- Aim
Omit all images. Write out the rest of the material exactly.

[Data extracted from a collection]
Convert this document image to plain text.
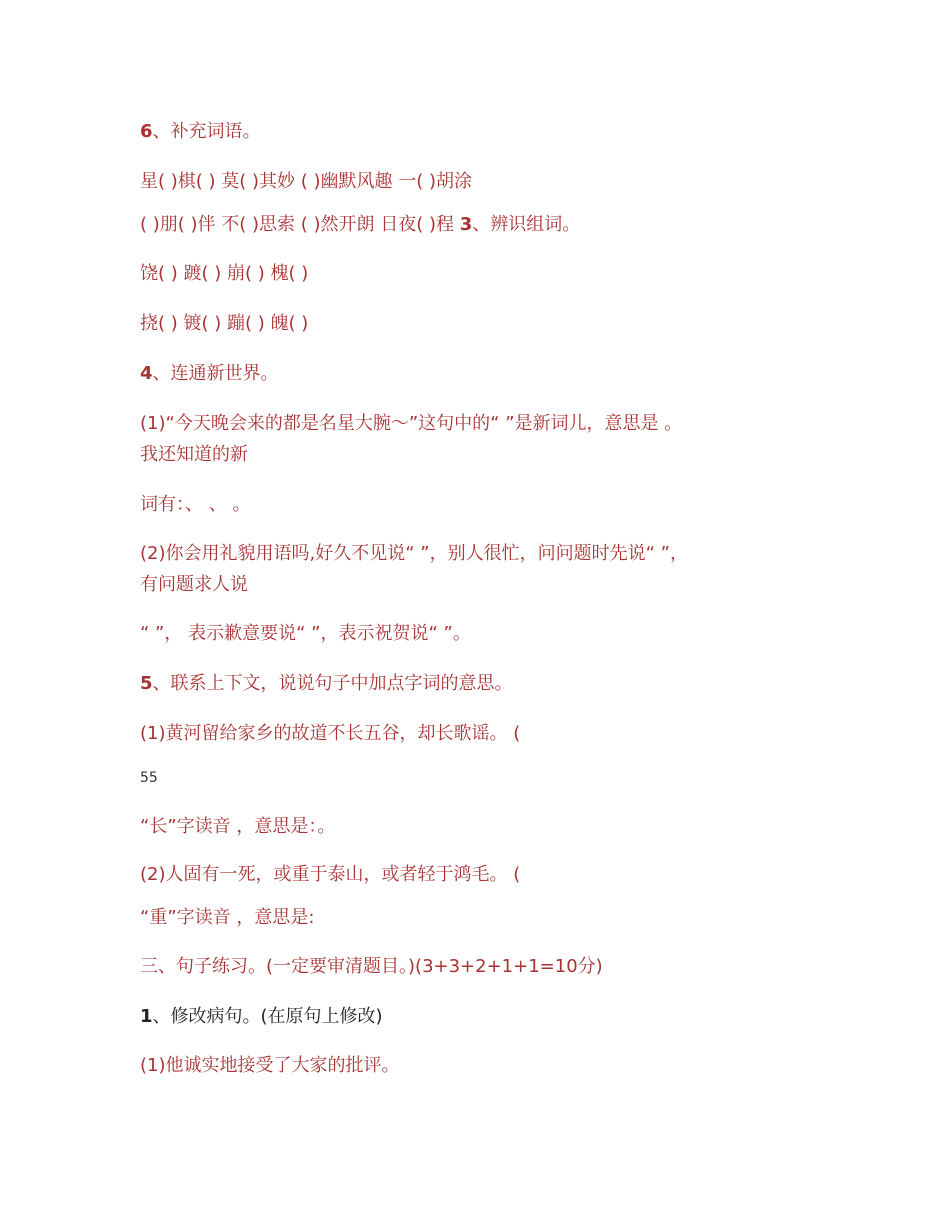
6、补充词语。
星( )棋( ) 莫( )其妙 ( )幽默风趣 一( )胡涂
( )朋( )伴 不( )思索 ( )然开朗 日夜( )程 3、辨识组词。
饶( ) 踱( ) 崩( ) 槐( )
挠( ) 镀( ) 蹦( ) 魄( )
4、连通新世界。
(1)“今天晚会来的都是名星大腕～”这句中的“ ”是新词儿，意思是 。
我还知道的新
词有：、 、 。
(2)你会用礼貌用语吗,好久不见说“ ”，别人很忙，问问题时先说“ ”，
有问题求人说
“ ”， 表示歉意要说“ ”，表示祝贺说“ ”。
5、联系上下文，说说句子中加点字词的意思。
(1)黄河留给家乡的故道不长五谷，却长歌谣。 (
55
“长”字读音 ，意思是：。
(2)人固有一死，或重于泰山，或者轻于鸿毛。 (
“重”字读音 ，意思是:
三、句子练习。(一定要审清题目。)(3+3+2+1+1=10分)
1、修改病句。(在原句上修改)
(1)他诚实地接受了大家的批评。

- Solution for this problem
Convert this document image to plain text.
6、补充词语。
星( )棋( ) 莫( )其妙 ( )幽默风趣 一( )胡涂
( )朋( )伴 不( )思索 ( )然开朗 日夜( )程 3、辨识组词。
饶( ) 踱( ) 崩( ) 槐( )
挠( ) 镀( ) 蹦( ) 魄( )
4、连通新世界。
(1)“今天晚会来的都是名星大腕～”这句中的“ ”是新词儿，意思是 。
我还知道的新
词有：、 、 。
(2)你会用礼貌用语吗,好久不见说“ ”，别人很忙，问问题时先说“ ”，
有问题求人说
“ ”， 表示歉意要说“ ”，表示祝贺说“ ”。
5、联系上下文，说说句子中加点字词的意思。
(1)黄河留给家乡的故道不长五谷，却长歌谣。 (
55
“长”字读音 ，意思是：。
(2)人固有一死，或重于泰山，或者轻于鸿毛。 (
“重”字读音 ，意思是:
三、句子练习。(一定要审清题目。)(3+3+2+1+1=10分)
1、修改病句。(在原句上修改)
(1)他诚实地接受了大家的批评。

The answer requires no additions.